Saved data entries:
.....
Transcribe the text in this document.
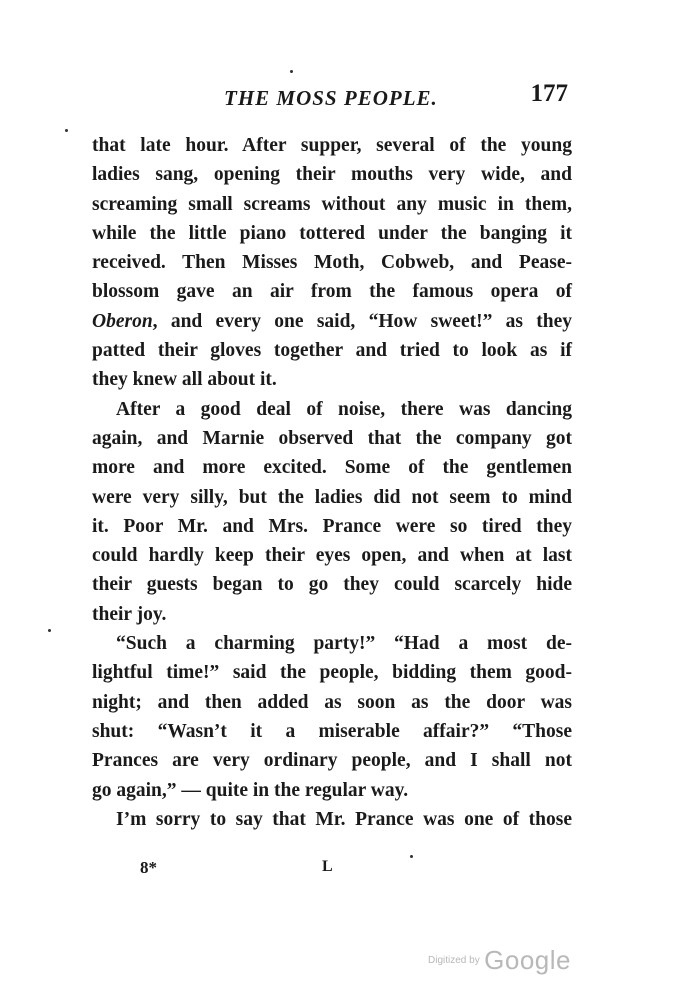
THE MOSS PEOPLE.	177
that late hour. After supper, several of the young
ladies sang, opening their mouths very wide, and
screaming small screams without any music in them,
while the little piano tottered under the banging it
received. Then Misses Moth, Cobweb, and Pease-
blossom gave an air from the famous opera of
Oberon, and every one said, “How sweet!” as they
patted their gloves together and tried to look as if
they knew all about it.
After a good deal of noise, there was dancing
again, and Marnie observed that the company got
more and more excited. Some of the gentlemen
were very silly, but the ladies did not seem to mind
it. Poor Mr. and Mrs. Prance were so tired they
could hardly keep their eyes open, and when at last
their guests began to go they could scarcely hide
their joy.
“Such a charming party!” “Had a most de-
lightful time!” said the people, bidding them good-
night; and then added as soon as the door was
shut: “Wasn’t it a miserable affair?” “Those
Prances are very ordinary people, and I shall not
go again,” — quite in the regular way.
I’m sorry to say that Mr. Prance was one of those
8*	L
Digitized by Google
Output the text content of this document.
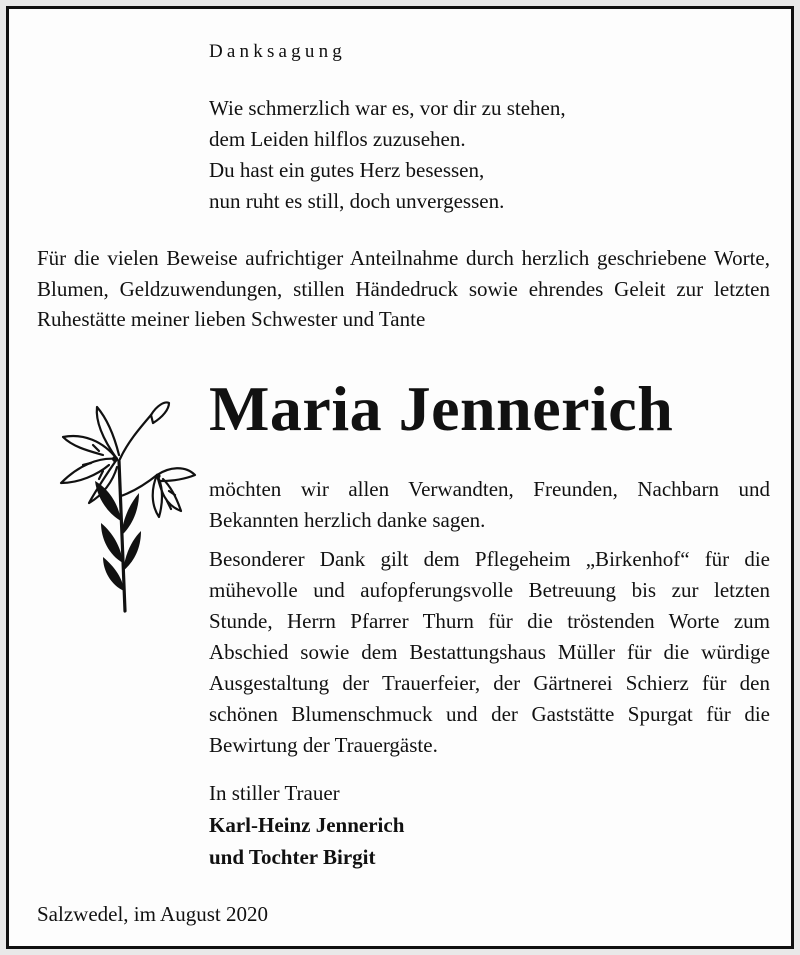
Danksagung
Wie schmerzlich war es, vor dir zu stehen,
dem Leiden hilflos zuzusehen.
Du hast ein gutes Herz besessen,
nun ruht es still, doch unvergessen.
Für die vielen Beweise aufrichtiger Anteilnahme durch herzlich geschriebene Worte, Blumen, Geldzuwendungen, stillen Händedruck sowie ehrendes Geleit zur letzten Ruhestätte meiner lieben Schwester und Tante
Maria Jennerich

möchten wir allen Verwandten, Freunden, Nachbarn und Bekannten herzlich danke sagen.

Besonderer Dank gilt dem Pflegeheim „Birkenhof“ für die mühevolle und aufopferungsvolle Betreuung bis zur letzten Stunde, Herrn Pfarrer Thurn für die tröstenden Worte zum Abschied sowie dem Bestattungshaus Müller für die würdige Ausgestaltung der Trauerfeier, der Gärtnerei Schierz für den schönen Blumenschmuck und der Gaststätte Spurgat für die Bewirtung der Trauergäste.

In stiller Trauer
Karl-Heinz Jennerich
und Tochter Birgit
Salzwedel, im August 2020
.....
• [Task instructions] Your output should consist solely of the lines from the line containing "Output the text content of this document." through the last line of the entries, verbatim, minus any pictures.

• [Response to the task]
Output the text content of this document.
Danksagung
Wie schmerzlich war es, vor dir zu stehen,
dem Leiden hilflos zuzusehen.
Du hast ein gutes Herz besessen,
nun ruht es still, doch unvergessen.
Für die vielen Beweise aufrichtiger Anteilnahme durch herzlich geschriebene Worte, Blumen, Geldzuwendungen, stillen Händedruck sowie ehrendes Geleit zur letzten Ruhestätte meiner lieben Schwester und Tante
Maria Jennerich

möchten wir allen Verwandten, Freunden, Nachbarn und Bekannten herzlich danke sagen.

Besonderer Dank gilt dem Pflegeheim „Birkenhof“ für die mühevolle und aufopferungsvolle Betreuung bis zur letzten Stunde, Herrn Pfarrer Thurn für die tröstenden Worte zum Abschied sowie dem Bestattungshaus Müller für die würdige Ausgestaltung der Trauerfeier, der Gärtnerei Schierz für den schönen Blumenschmuck und der Gaststätte Spurgat für die Bewirtung der Trauergäste.

In stiller Trauer
Karl-Heinz Jennerich
und Tochter Birgit
Salzwedel, im August 2020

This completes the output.